EXERCISE PROMPT
All records are to be retyped faithfully and completely.

Extracted data entries
....
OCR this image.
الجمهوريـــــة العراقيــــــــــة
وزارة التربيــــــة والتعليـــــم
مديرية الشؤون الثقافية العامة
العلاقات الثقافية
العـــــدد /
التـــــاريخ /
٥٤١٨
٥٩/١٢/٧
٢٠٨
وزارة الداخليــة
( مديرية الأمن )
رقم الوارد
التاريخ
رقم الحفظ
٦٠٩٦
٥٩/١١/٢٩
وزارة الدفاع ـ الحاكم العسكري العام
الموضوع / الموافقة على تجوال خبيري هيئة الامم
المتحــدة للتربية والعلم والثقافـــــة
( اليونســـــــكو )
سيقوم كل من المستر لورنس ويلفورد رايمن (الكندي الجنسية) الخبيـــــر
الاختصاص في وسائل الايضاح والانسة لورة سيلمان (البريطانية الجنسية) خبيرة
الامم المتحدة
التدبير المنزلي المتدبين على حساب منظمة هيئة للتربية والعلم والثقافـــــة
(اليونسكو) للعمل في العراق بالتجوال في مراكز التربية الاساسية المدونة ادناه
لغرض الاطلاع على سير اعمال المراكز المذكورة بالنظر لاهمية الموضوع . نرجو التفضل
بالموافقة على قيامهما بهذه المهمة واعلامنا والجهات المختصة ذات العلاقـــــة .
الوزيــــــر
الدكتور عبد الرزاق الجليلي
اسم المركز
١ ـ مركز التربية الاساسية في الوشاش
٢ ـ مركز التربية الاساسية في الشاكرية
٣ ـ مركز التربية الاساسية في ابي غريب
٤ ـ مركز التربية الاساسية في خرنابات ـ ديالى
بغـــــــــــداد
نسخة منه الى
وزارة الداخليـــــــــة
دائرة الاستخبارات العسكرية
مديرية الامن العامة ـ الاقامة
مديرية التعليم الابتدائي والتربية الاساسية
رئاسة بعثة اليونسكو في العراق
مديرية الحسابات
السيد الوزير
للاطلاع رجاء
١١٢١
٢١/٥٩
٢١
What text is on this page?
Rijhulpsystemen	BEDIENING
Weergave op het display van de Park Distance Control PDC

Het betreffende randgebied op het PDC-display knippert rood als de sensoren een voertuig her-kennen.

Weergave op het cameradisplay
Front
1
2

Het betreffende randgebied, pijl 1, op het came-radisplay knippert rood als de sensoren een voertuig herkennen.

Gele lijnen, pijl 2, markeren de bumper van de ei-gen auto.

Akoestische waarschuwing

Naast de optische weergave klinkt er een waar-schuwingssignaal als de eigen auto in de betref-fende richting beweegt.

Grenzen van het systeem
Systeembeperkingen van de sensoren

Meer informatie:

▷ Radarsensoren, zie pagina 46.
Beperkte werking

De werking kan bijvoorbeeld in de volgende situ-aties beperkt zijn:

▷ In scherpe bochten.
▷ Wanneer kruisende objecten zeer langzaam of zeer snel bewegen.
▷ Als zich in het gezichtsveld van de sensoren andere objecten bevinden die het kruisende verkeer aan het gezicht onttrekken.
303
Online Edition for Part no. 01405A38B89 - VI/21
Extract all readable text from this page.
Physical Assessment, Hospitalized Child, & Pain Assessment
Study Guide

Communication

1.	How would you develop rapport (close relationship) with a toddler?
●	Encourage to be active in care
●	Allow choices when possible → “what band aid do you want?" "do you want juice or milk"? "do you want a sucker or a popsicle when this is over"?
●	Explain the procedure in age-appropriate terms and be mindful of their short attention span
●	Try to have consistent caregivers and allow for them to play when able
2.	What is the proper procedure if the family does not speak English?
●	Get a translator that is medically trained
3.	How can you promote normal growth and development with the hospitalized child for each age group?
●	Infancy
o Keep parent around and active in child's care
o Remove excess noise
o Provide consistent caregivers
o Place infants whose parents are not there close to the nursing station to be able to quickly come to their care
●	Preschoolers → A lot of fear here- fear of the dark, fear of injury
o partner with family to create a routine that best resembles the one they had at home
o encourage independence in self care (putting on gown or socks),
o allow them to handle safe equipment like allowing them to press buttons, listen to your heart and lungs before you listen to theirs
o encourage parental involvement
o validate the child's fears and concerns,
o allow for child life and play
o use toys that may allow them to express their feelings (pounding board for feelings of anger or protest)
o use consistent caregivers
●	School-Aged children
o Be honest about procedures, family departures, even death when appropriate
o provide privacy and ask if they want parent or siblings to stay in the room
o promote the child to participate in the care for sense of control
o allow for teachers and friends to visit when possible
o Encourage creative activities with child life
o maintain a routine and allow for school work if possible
....
EXPECTED OUTPUT
OCR this image.
الجمهوريـــــة العراقيــــــــــة
وزارة التربيــــــة والتعليـــــم
مديرية الشؤون الثقافية العامة
العلاقات الثقافية
العـــــدد /
التـــــاريخ /
٥٤١٨
٥٩/١٢/٧
٢٠٨
وزارة الداخليــة
( مديرية الأمن )
رقم الوارد
التاريخ
رقم الحفظ
٦٠٩٦
٥٩/١١/٢٩
وزارة الدفاع ـ الحاكم العسكري العام
الموضوع / الموافقة على تجوال خبيري هيئة الامم
المتحــدة للتربية والعلم والثقافـــــة
( اليونســـــــكو )
سيقوم كل من المستر لورنس ويلفورد رايمن (الكندي الجنسية) الخبيـــــر
الاختصاص في وسائل الايضاح والانسة لورة سيلمان (البريطانية الجنسية) خبيرة
الامم المتحدة
التدبير المنزلي المتدبين على حساب منظمة هيئة للتربية والعلم والثقافـــــة
(اليونسكو) للعمل في العراق بالتجوال في مراكز التربية الاساسية المدونة ادناه
لغرض الاطلاع على سير اعمال المراكز المذكورة بالنظر لاهمية الموضوع . نرجو التفضل
بالموافقة على قيامهما بهذه المهمة واعلامنا والجهات المختصة ذات العلاقـــــة .
الوزيــــــر
الدكتور عبد الرزاق الجليلي
اسم المركز
١ ـ مركز التربية الاساسية في الوشاش
٢ ـ مركز التربية الاساسية في الشاكرية
٣ ـ مركز التربية الاساسية في ابي غريب
٤ ـ مركز التربية الاساسية في خرنابات ـ ديالى
بغـــــــــــداد
نسخة منه الى
وزارة الداخليـــــــــة
دائرة الاستخبارات العسكرية
مديرية الامن العامة ـ الاقامة
مديرية التعليم الابتدائي والتربية الاساسية
رئاسة بعثة اليونسكو في العراق
مديرية الحسابات
السيد الوزير
للاطلاع رجاء
١١٢١
٢١/٥٩
٢١
What text is on this page?
Rijhulpsystemen	BEDIENING
Weergave op het display van de Park Distance Control PDC

Het betreffende randgebied op het PDC-display knippert rood als de sensoren een voertuig her-kennen.

Weergave op het cameradisplay
Front
1
2

Het betreffende randgebied, pijl 1, op het came-radisplay knippert rood als de sensoren een voertuig herkennen.

Gele lijnen, pijl 2, markeren de bumper van de ei-gen auto.

Akoestische waarschuwing

Naast de optische weergave klinkt er een waar-schuwingssignaal als de eigen auto in de betref-fende richting beweegt.

Grenzen van het systeem
Systeembeperkingen van de sensoren

Meer informatie:

▷ Radarsensoren, zie pagina 46.
Beperkte werking

De werking kan bijvoorbeeld in de volgende situ-aties beperkt zijn:

▷ In scherpe bochten.
▷ Wanneer kruisende objecten zeer langzaam of zeer snel bewegen.
▷ Als zich in het gezichtsveld van de sensoren andere objecten bevinden die het kruisende verkeer aan het gezicht onttrekken.
303
Online Edition for Part no. 01405A38B89 - VI/21
Extract all readable text from this page.
Physical Assessment, Hospitalized Child, & Pain Assessment
Study Guide

Communication

1.	How would you develop rapport (close relationship) with a toddler?
●	Encourage to be active in care
●	Allow choices when possible → “what band aid do you want?" "do you want juice or milk"? "do you want a sucker or a popsicle when this is over"?
●	Explain the procedure in age-appropriate terms and be mindful of their short attention span
●	Try to have consistent caregivers and allow for them to play when able
2.	What is the proper procedure if the family does not speak English?
●	Get a translator that is medically trained
3.	How can you promote normal growth and development with the hospitalized child for each age group?
●	Infancy
o Keep parent around and active in child's care
o Remove excess noise
o Provide consistent caregivers
o Place infants whose parents are not there close to the nursing station to be able to quickly come to their care
●	Preschoolers → A lot of fear here- fear of the dark, fear of injury
o partner with family to create a routine that best resembles the one they had at home
o encourage independence in self care (putting on gown or socks),
o allow them to handle safe equipment like allowing them to press buttons, listen to your heart and lungs before you listen to theirs
o encourage parental involvement
o validate the child's fears and concerns,
o allow for child life and play
o use toys that may allow them to express their feelings (pounding board for feelings of anger or protest)
o use consistent caregivers
●	School-Aged children
o Be honest about procedures, family departures, even death when appropriate
o provide privacy and ask if they want parent or siblings to stay in the room
o promote the child to participate in the care for sense of control
o allow for teachers and friends to visit when possible
o Encourage creative activities with child life
o maintain a routine and allow for school work if possible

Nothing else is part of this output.